» **Short task**:
Return each line that holds the word "image".

►

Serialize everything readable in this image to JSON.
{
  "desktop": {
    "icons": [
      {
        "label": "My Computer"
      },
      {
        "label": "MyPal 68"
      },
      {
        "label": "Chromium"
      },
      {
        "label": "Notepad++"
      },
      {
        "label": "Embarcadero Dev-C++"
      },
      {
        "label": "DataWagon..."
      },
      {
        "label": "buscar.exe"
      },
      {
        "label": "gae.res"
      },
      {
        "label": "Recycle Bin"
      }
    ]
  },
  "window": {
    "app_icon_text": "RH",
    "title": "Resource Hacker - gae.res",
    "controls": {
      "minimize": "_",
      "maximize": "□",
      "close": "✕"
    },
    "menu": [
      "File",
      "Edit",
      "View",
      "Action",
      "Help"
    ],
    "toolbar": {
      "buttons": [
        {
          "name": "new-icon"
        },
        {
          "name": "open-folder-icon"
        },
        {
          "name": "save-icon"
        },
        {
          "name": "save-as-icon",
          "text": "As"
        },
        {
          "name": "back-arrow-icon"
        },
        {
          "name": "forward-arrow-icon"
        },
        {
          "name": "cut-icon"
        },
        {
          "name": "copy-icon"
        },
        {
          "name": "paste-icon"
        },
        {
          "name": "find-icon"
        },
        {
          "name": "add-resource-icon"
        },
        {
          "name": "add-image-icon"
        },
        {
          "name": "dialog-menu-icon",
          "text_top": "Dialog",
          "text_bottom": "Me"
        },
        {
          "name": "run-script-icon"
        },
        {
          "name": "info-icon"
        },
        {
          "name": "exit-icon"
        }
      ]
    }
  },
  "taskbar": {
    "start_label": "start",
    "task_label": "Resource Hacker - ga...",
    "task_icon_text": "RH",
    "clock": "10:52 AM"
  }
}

◄

» **Solution to this exercise**:
Serialize everything readable in this image to JSON.
          "name": "add-image-icon"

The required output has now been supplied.